◆ **OBJECTIVE**: Only lines with the word "JSON" are needed; collect each of them from the listing below.

◆ **INPUT RECORDS**:
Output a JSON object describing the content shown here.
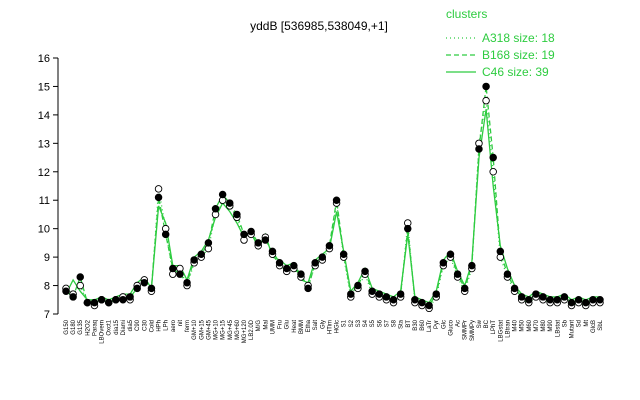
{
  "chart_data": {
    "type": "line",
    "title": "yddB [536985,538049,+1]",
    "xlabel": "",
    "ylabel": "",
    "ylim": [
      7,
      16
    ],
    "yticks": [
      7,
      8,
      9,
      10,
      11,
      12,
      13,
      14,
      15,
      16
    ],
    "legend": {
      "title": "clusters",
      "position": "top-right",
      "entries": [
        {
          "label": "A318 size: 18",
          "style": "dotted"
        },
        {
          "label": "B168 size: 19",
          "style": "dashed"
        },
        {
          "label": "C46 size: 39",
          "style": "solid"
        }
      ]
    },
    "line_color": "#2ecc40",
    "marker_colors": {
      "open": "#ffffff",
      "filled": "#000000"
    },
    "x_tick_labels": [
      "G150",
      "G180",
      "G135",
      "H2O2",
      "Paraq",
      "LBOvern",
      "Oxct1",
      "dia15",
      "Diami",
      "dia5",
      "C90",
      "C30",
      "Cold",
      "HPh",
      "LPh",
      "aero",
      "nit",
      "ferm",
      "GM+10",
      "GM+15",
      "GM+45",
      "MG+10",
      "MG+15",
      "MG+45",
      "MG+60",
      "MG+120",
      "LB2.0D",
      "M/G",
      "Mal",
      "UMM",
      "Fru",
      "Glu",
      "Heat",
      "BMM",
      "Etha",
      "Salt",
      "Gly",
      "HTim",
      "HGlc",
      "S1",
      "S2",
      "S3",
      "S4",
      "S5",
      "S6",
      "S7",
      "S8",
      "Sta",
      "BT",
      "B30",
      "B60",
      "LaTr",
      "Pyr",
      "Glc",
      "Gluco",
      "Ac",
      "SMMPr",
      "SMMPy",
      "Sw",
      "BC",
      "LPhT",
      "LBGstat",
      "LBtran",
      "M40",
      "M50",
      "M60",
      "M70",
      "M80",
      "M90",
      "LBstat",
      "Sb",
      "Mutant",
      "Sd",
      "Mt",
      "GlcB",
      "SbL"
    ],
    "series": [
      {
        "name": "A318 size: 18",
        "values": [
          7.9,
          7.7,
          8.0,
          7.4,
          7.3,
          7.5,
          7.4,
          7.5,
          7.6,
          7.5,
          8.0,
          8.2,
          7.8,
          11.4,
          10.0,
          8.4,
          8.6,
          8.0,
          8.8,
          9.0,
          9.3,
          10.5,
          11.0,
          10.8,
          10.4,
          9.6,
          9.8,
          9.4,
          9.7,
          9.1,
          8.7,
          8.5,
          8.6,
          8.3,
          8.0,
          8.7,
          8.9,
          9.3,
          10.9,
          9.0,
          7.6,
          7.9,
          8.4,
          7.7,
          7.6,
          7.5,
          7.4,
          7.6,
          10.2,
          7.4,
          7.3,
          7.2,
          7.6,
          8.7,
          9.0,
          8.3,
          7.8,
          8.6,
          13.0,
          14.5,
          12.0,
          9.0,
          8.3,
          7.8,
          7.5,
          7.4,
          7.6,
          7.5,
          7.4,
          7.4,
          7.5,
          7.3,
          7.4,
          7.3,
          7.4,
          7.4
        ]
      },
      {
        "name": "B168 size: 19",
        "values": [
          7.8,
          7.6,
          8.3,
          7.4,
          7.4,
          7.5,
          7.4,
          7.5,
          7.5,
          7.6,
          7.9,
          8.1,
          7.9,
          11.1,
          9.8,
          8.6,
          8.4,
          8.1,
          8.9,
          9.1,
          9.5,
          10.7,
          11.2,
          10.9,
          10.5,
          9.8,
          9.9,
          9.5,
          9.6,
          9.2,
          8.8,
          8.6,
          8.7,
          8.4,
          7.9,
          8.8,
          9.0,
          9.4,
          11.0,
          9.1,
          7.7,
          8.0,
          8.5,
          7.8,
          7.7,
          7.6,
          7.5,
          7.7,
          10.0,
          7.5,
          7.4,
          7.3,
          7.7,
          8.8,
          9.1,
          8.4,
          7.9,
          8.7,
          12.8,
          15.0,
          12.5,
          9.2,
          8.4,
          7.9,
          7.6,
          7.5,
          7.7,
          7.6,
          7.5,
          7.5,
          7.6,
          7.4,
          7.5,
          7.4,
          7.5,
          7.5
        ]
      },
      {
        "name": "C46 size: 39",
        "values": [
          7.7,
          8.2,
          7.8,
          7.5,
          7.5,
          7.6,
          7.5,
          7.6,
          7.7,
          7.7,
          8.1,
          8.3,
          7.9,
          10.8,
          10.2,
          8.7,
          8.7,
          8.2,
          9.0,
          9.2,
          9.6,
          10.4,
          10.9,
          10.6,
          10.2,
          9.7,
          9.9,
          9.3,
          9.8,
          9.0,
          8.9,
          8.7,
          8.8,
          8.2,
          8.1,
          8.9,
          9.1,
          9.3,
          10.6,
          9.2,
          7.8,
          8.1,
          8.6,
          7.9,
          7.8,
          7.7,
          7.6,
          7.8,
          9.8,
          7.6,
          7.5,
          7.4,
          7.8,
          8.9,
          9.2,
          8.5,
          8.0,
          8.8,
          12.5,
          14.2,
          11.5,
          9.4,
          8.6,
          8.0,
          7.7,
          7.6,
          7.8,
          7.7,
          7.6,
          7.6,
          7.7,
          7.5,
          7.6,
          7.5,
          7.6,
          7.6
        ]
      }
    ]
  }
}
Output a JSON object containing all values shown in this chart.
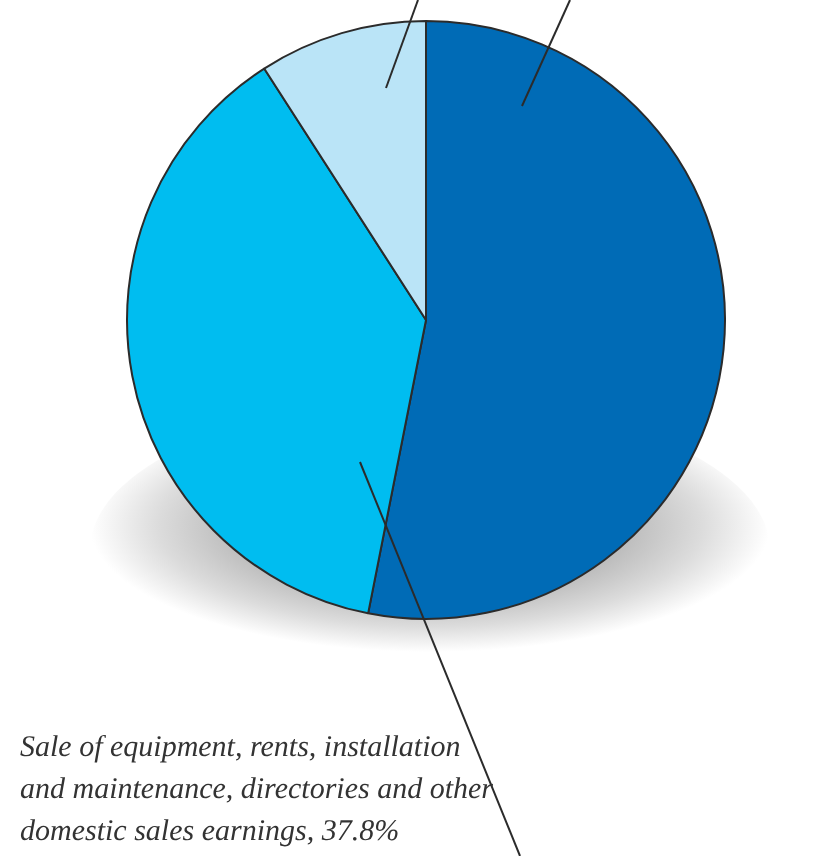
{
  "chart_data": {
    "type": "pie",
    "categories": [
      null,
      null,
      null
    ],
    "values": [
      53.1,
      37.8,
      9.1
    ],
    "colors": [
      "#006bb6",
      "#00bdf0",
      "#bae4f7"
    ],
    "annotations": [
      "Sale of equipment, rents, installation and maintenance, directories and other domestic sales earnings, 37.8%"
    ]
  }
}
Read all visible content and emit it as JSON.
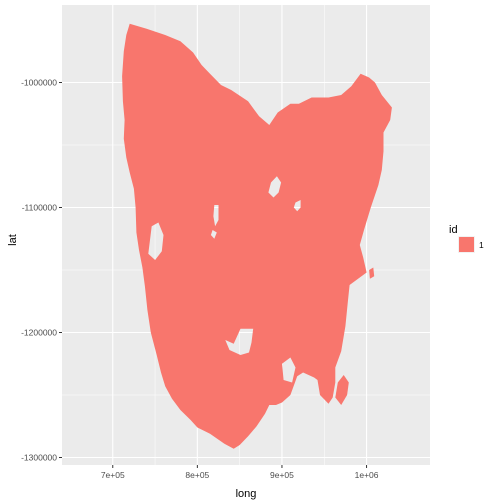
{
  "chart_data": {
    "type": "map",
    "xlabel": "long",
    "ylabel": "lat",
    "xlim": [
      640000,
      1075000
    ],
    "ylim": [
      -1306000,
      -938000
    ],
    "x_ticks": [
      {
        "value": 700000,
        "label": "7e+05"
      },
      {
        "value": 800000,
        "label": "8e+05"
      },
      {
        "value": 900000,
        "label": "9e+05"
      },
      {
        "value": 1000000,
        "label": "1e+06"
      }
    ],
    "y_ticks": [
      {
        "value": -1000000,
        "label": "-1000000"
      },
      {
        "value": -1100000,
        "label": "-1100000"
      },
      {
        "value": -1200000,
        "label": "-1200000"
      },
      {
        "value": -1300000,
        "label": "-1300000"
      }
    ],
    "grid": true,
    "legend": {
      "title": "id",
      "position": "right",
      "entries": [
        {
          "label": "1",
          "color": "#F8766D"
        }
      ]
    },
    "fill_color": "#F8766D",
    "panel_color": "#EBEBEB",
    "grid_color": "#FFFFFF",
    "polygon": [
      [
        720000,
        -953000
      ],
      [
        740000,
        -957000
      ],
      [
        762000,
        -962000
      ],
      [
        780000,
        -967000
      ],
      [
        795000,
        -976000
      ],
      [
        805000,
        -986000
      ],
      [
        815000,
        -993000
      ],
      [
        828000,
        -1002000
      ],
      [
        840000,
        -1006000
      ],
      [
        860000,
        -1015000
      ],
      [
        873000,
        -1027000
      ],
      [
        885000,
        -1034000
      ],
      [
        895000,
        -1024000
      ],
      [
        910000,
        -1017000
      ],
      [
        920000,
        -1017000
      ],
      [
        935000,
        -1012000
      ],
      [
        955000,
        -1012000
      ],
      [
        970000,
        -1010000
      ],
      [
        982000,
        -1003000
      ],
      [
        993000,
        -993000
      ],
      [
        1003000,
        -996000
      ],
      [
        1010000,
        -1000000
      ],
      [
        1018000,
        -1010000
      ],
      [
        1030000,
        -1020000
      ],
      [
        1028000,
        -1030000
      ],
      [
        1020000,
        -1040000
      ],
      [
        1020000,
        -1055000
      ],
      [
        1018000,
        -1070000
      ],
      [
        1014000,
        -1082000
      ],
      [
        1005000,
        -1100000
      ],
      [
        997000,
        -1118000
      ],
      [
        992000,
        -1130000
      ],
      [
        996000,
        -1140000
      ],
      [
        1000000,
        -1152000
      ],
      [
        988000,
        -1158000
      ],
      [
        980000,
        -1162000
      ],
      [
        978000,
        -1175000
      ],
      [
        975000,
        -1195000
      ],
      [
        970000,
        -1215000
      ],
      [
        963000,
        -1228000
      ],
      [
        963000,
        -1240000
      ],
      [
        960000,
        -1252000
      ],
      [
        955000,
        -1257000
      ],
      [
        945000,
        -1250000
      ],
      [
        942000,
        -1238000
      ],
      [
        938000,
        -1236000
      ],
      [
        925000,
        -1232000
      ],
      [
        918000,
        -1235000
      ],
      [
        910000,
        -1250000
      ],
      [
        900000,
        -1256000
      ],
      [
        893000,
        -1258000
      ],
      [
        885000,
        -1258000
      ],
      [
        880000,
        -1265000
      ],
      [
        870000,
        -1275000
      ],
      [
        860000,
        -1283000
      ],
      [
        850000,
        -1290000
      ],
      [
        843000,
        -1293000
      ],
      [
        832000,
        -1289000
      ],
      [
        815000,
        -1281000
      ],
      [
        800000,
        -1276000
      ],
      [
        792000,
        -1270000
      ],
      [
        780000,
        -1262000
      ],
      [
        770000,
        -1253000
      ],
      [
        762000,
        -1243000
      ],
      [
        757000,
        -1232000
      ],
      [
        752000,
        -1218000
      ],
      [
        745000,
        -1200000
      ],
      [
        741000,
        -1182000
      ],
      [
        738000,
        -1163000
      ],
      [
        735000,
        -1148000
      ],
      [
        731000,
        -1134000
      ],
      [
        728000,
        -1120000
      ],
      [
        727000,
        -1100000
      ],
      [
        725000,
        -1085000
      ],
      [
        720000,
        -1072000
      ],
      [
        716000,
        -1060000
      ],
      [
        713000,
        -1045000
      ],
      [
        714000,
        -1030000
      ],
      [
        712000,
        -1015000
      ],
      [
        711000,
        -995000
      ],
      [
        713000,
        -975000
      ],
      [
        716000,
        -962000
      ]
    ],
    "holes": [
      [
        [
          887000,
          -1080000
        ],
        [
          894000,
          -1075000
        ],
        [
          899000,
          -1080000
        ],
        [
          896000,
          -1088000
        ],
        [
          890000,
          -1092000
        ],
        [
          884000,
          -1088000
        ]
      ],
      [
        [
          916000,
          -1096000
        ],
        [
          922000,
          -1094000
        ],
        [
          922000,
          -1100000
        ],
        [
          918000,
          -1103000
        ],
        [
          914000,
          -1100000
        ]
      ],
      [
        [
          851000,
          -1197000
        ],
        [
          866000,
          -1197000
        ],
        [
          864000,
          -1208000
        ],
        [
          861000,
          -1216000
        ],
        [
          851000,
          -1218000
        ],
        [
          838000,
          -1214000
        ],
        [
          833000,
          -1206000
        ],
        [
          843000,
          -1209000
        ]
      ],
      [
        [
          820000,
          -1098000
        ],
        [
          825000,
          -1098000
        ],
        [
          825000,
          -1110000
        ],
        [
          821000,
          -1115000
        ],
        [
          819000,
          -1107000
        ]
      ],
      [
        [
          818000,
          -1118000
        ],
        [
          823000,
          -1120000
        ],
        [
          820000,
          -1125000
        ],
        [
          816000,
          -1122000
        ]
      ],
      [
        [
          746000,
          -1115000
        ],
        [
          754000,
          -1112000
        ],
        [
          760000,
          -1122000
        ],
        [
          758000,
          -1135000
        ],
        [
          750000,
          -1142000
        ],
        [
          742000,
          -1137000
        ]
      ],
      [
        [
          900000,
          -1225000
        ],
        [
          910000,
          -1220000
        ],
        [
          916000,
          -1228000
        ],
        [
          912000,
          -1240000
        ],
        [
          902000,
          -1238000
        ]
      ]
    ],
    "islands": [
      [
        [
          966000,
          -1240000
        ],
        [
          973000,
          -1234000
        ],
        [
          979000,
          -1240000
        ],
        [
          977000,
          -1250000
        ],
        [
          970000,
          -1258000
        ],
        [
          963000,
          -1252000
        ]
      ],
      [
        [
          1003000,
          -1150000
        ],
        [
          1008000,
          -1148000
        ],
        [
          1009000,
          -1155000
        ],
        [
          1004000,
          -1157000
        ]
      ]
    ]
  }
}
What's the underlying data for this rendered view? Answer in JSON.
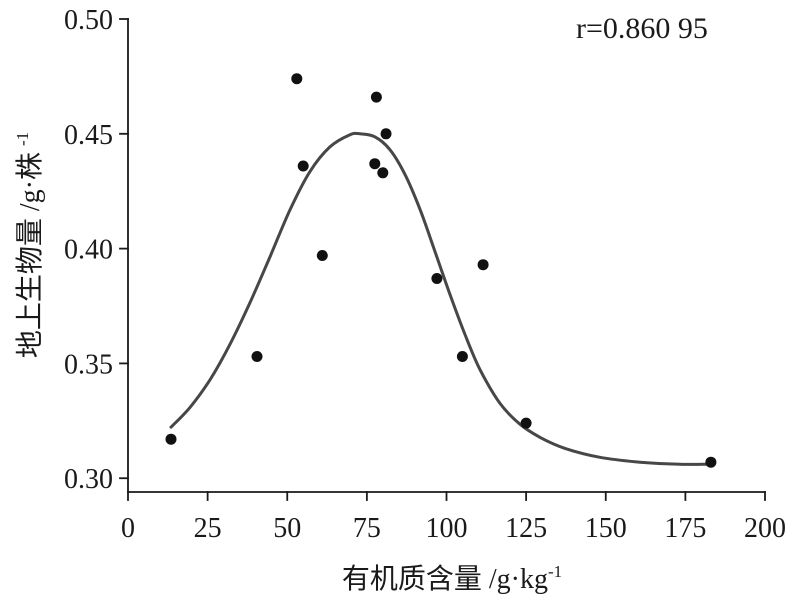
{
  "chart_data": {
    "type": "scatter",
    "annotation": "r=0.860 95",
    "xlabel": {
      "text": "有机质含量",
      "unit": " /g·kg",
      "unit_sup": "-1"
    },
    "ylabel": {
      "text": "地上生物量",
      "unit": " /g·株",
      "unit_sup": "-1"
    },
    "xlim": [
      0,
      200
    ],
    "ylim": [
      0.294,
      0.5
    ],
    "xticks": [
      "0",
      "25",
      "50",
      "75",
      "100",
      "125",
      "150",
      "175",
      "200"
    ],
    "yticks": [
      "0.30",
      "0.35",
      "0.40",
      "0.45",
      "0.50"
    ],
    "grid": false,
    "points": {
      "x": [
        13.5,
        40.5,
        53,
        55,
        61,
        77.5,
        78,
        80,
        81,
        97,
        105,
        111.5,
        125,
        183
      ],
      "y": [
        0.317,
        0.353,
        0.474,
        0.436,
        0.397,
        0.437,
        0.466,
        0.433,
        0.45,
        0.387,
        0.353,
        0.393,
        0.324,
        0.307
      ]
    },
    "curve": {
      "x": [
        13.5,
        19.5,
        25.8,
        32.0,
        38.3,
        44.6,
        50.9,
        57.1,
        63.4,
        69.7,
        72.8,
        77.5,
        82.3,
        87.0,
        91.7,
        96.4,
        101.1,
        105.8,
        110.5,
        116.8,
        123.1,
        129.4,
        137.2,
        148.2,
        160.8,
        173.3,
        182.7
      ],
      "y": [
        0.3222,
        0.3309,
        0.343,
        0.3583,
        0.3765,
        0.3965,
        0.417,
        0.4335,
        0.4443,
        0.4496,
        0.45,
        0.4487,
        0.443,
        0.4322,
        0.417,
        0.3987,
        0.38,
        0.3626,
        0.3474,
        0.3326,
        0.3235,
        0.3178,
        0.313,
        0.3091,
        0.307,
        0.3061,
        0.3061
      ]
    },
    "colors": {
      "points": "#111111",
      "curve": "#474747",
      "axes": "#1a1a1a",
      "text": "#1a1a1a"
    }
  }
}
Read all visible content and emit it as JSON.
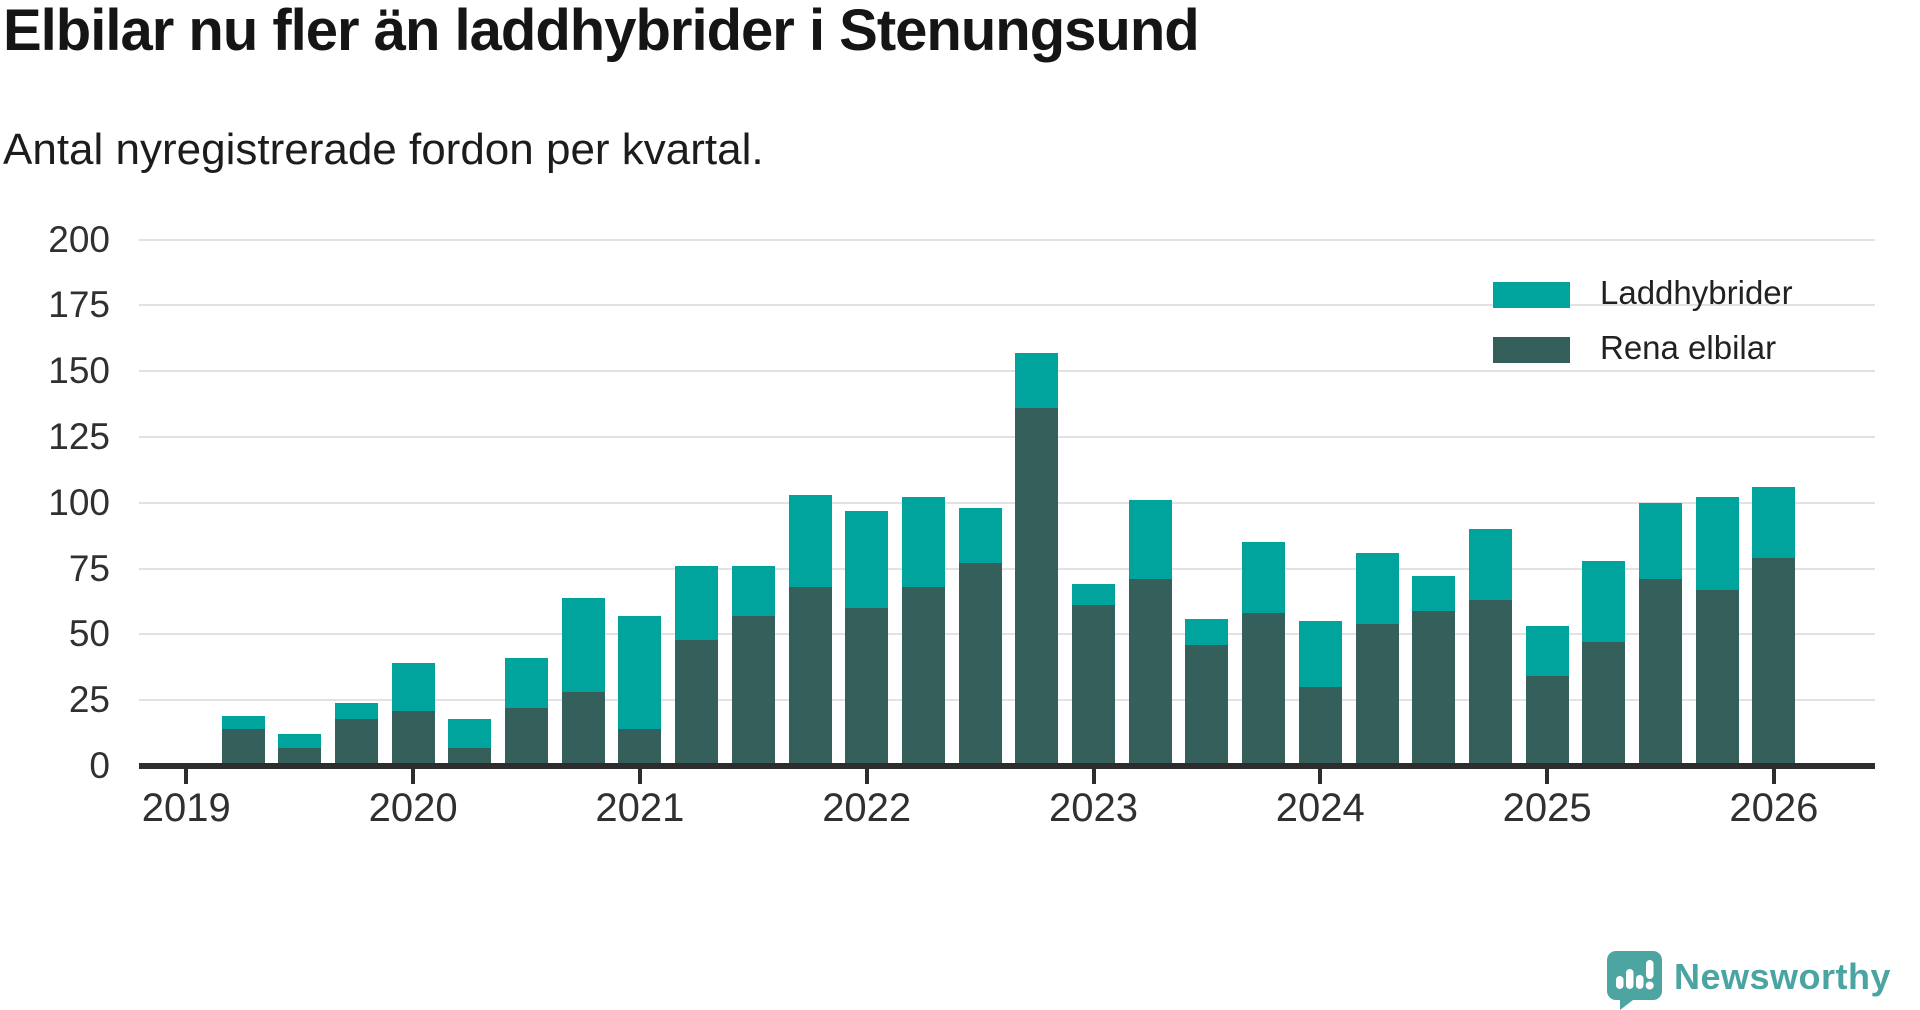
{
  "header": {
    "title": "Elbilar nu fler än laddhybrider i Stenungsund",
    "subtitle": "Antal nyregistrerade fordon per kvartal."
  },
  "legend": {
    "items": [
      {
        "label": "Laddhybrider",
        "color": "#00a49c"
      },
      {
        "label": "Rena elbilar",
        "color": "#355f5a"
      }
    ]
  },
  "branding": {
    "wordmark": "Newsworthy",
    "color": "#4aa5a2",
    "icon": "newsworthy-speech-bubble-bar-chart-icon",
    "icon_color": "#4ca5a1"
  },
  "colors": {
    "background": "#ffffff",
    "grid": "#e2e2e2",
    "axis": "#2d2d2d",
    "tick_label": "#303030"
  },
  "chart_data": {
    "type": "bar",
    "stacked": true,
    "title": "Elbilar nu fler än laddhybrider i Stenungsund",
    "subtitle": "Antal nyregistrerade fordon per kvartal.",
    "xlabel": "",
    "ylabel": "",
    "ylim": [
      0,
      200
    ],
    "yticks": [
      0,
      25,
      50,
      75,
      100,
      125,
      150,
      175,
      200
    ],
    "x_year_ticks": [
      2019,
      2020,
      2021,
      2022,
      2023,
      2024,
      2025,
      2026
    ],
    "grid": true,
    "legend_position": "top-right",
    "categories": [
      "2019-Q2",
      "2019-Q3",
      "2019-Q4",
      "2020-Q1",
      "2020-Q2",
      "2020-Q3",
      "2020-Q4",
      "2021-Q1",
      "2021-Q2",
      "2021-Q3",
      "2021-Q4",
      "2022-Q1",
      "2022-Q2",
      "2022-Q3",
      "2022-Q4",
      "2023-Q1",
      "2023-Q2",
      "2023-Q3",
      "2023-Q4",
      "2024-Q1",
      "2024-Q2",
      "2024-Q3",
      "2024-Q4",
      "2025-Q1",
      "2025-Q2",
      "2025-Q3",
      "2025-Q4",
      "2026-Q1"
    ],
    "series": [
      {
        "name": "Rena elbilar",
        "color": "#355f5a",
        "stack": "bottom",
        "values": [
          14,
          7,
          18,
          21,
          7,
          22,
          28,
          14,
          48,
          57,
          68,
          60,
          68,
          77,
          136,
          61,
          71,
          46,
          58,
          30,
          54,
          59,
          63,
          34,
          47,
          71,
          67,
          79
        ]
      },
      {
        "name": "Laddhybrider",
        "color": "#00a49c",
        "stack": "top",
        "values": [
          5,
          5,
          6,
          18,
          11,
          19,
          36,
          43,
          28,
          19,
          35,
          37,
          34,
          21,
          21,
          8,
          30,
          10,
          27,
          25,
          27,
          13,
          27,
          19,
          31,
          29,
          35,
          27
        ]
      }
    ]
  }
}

◆ **RESULT OF THIS EXERCISE**:
Output a JSON object describing the content shown here.
Output a JSON object containing all values shown in this chart.
Read all visible content and emit it as JSON.
What's the underlying data for this rendered view? Answer in JSON.
Read all visible content and emit it as JSON.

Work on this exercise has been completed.